▶ _Record list_
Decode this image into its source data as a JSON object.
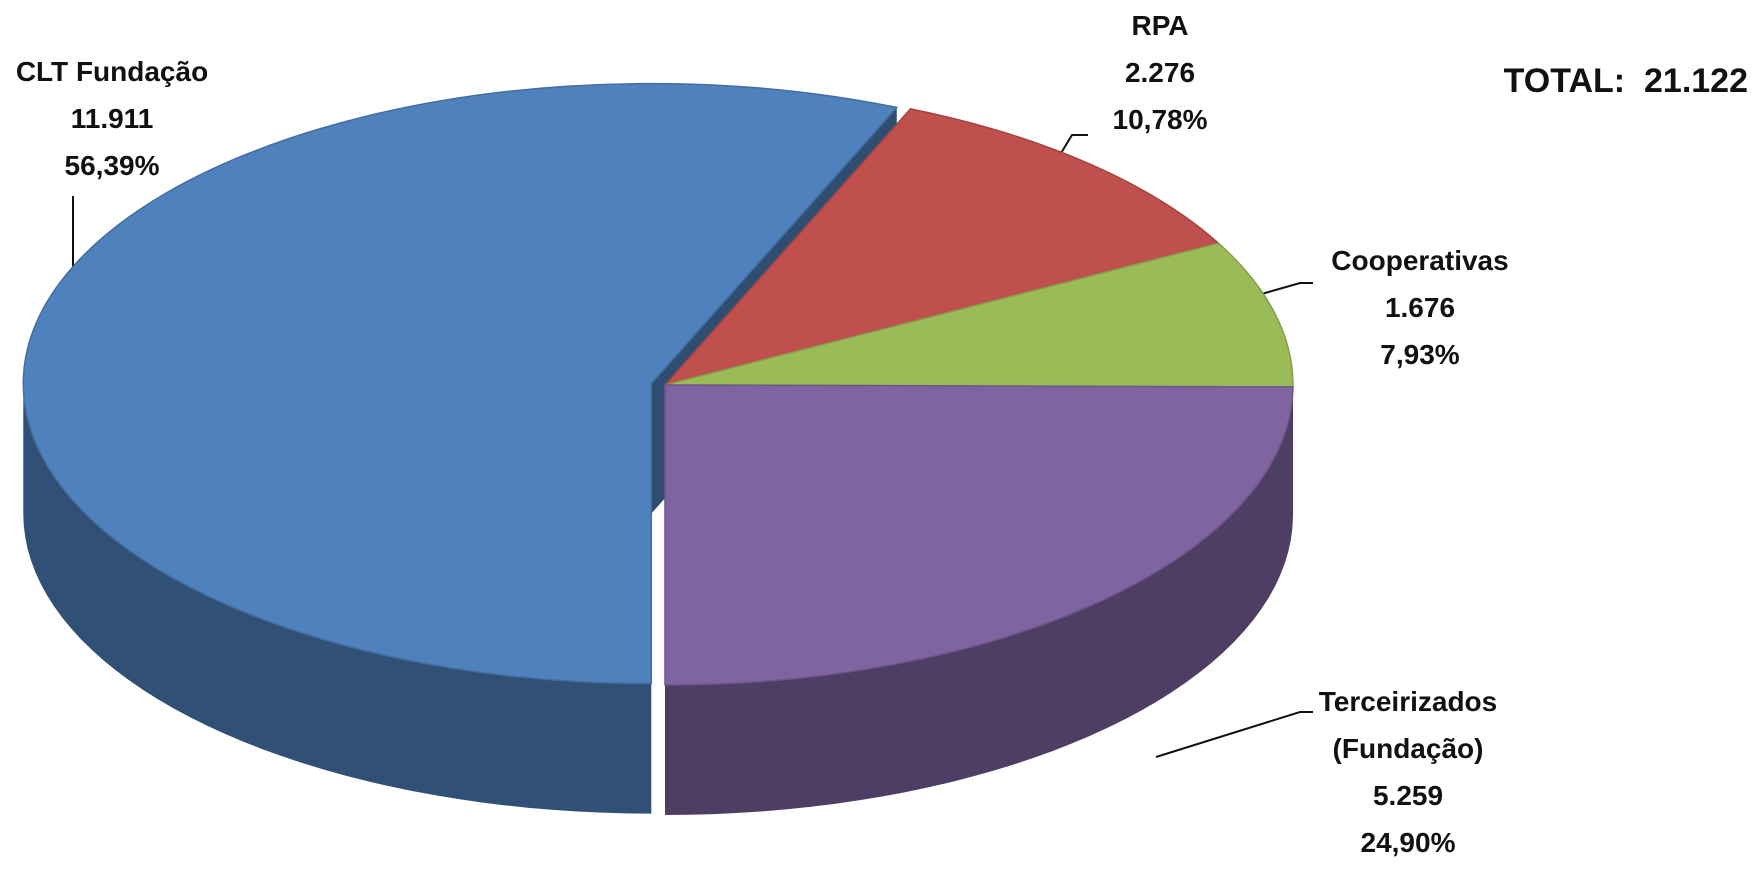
{
  "chart_data": {
    "type": "pie3d",
    "categories": [
      "CLT Fundação",
      "RPA",
      "Cooperativas",
      "Terceirizados\n(Fundação)"
    ],
    "values": [
      11911,
      2276,
      1676,
      5259
    ],
    "value_labels": [
      "11.911",
      "2.276",
      "1.676",
      "5.259"
    ],
    "percentages": [
      56.39,
      10.78,
      7.93,
      24.9
    ],
    "percentage_labels": [
      "56,39%",
      "10,78%",
      "7,93%",
      "24,90%"
    ],
    "colors": [
      "#4f81bd",
      "#c0504d",
      "#9bbb59",
      "#8064a2"
    ],
    "total_title": "TOTAL:",
    "total": {
      "value": 21122,
      "label": "21.122"
    }
  }
}
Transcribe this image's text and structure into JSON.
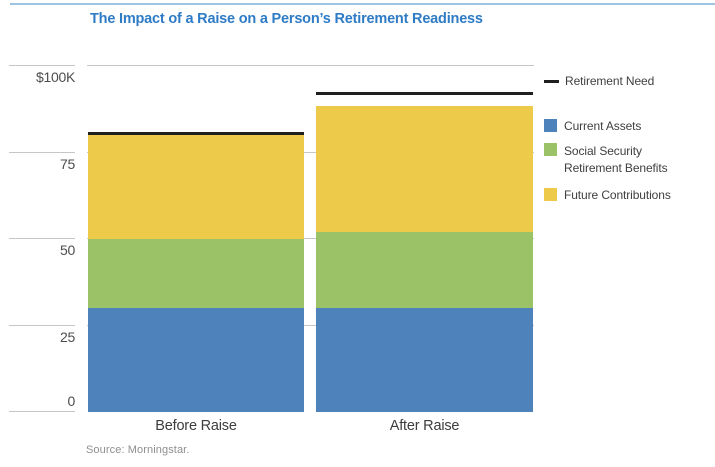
{
  "title": "The Impact of a Raise on a Person’s Retirement Readiness",
  "source": "Source: Morningstar.",
  "colors": {
    "title_blue": "#2e7bc6",
    "top_rule_blue": "#9ec4e4",
    "grid_gray": "#c6c6c6",
    "axis_text": "#4d4d4d",
    "category_text": "#3d3d3d",
    "legend_text": "#3f3f3f",
    "source_text": "#8f8f8f"
  },
  "legend": {
    "position": "right",
    "entries": [
      "Retirement Need",
      "Current Assets",
      "Social Security Retirement Benefits",
      "Future Contributions"
    ]
  },
  "chart_data": {
    "type": "bar",
    "stacked": true,
    "title": "The Impact of a Raise on a Person’s Retirement Readiness",
    "categories": [
      "Before Raise",
      "After Raise"
    ],
    "series": [
      {
        "name": "Current Assets",
        "color": "#4e82bb",
        "values": [
          30,
          30
        ]
      },
      {
        "name": "Social Security Retirement Benefits",
        "color": "#9bc266",
        "values": [
          20,
          22
        ]
      },
      {
        "name": "Future Contributions",
        "color": "#eeca4b",
        "values": [
          30,
          36.5
        ]
      }
    ],
    "retirement_need": {
      "name": "Retirement Need",
      "color": "#1f1f1f",
      "values": [
        80.5,
        92
      ]
    },
    "totals": [
      80,
      88.5
    ],
    "ylim": [
      0,
      100
    ],
    "yticks": [
      {
        "label": "$100K",
        "value": 100
      },
      {
        "label": "75",
        "value": 75
      },
      {
        "label": "50",
        "value": 50
      },
      {
        "label": "25",
        "value": 25
      },
      {
        "label": "0",
        "value": 0
      }
    ],
    "grid": true,
    "legend_position": "right"
  }
}
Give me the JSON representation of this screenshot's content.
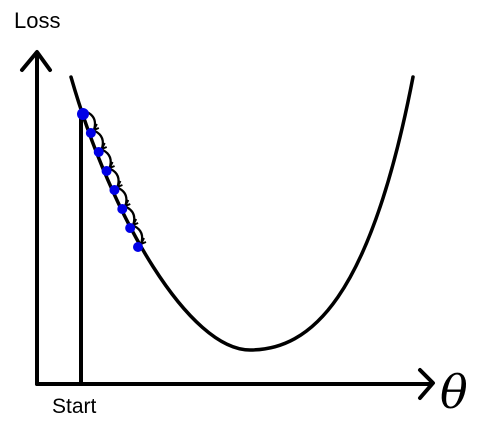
{
  "axes": {
    "y_label": "Loss",
    "x_label": "θ",
    "start_label": "Start"
  },
  "curve": {
    "shape": "convex loss curve with a single minimum",
    "stroke_color": "#000000"
  },
  "steps": {
    "count": 8,
    "dot_color": "#0000e6",
    "arrow_icon": "curved-arrow-icon"
  }
}
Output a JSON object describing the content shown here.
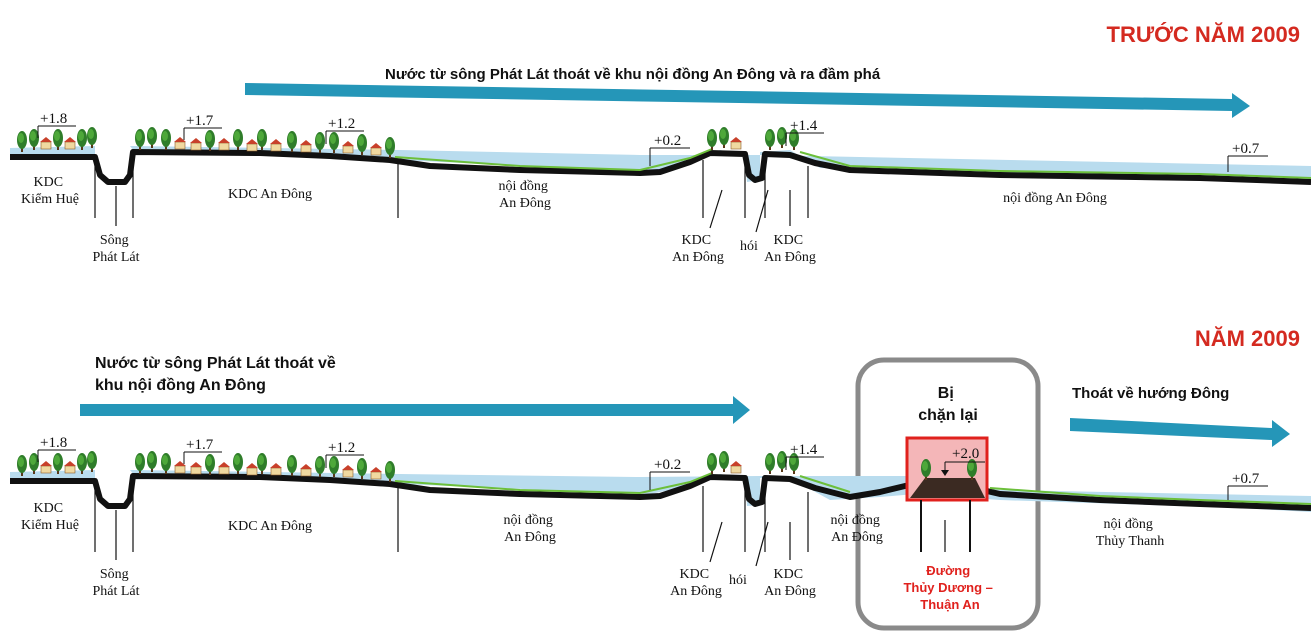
{
  "diagrams": [
    {
      "id": "before",
      "period_label": "TRƯỚC NĂM 2009",
      "flow_caption_lines": [
        "Nước từ sông Phát Lát thoát về khu nội đồng An Đông và ra đầm phá"
      ],
      "elevations": [
        "+1.8",
        "+1.7",
        "+1.2",
        "+0.2",
        "+1.4",
        "+0.7"
      ],
      "zones": [
        {
          "lines": [
            "KDC",
            "Kiểm Huệ"
          ]
        },
        {
          "lines": [
            "KDC An Đông"
          ]
        },
        {
          "lines": [
            "nội đồng",
            "An Đông"
          ]
        },
        {
          "lines": [
            "nội đồng An Đông"
          ]
        }
      ],
      "callouts": [
        {
          "lines": [
            "Sông",
            "Phát Lát"
          ]
        },
        {
          "lines": [
            "KDC",
            "An Đông"
          ]
        },
        {
          "lines": [
            "hói"
          ]
        },
        {
          "lines": [
            "KDC",
            "An Đông"
          ]
        }
      ]
    },
    {
      "id": "after",
      "period_label": "NĂM 2009",
      "flow_caption_lines": [
        "Nước từ sông Phát Lát thoát về",
        "khu nội đồng An Đông"
      ],
      "east_caption": "Thoát về hướng Đông",
      "blocked_caption_lines": [
        "Bị",
        "chặn lại"
      ],
      "elevations": [
        "+1.8",
        "+1.7",
        "+1.2",
        "+0.2",
        "+1.4",
        "+2.0",
        "+0.7"
      ],
      "zones": [
        {
          "lines": [
            "KDC",
            "Kiểm Huệ"
          ]
        },
        {
          "lines": [
            "KDC An Đông"
          ]
        },
        {
          "lines": [
            "nội đồng",
            "An Đông"
          ]
        },
        {
          "lines": [
            "nội đồng",
            "An Đông"
          ]
        },
        {
          "lines": [
            "nội đồng",
            "Thủy Thanh"
          ]
        }
      ],
      "callouts": [
        {
          "lines": [
            "Sông",
            "Phát Lát"
          ]
        },
        {
          "lines": [
            "KDC",
            "An Đông"
          ]
        },
        {
          "lines": [
            "hói"
          ]
        },
        {
          "lines": [
            "KDC",
            "An Đông"
          ]
        }
      ],
      "road_label_lines": [
        "Đường",
        "Thủy Dương –",
        "Thuận An"
      ]
    }
  ],
  "colors": {
    "water": "#b9dcee",
    "flow_arrow": "#2596b8",
    "ground": "#111111",
    "grass": "#6cbf3a",
    "header_red": "#d42a20",
    "highlight_red": "#e0211d",
    "highlight_fill": "#f4b6b8",
    "box_border": "#8a8a8a"
  },
  "icons": [
    "tree-icon",
    "house-icon"
  ]
}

▶ _Written exercise_
Across the data, tally the lines containing "Assets" and give back the number alone.

▶ _Worked solution_
2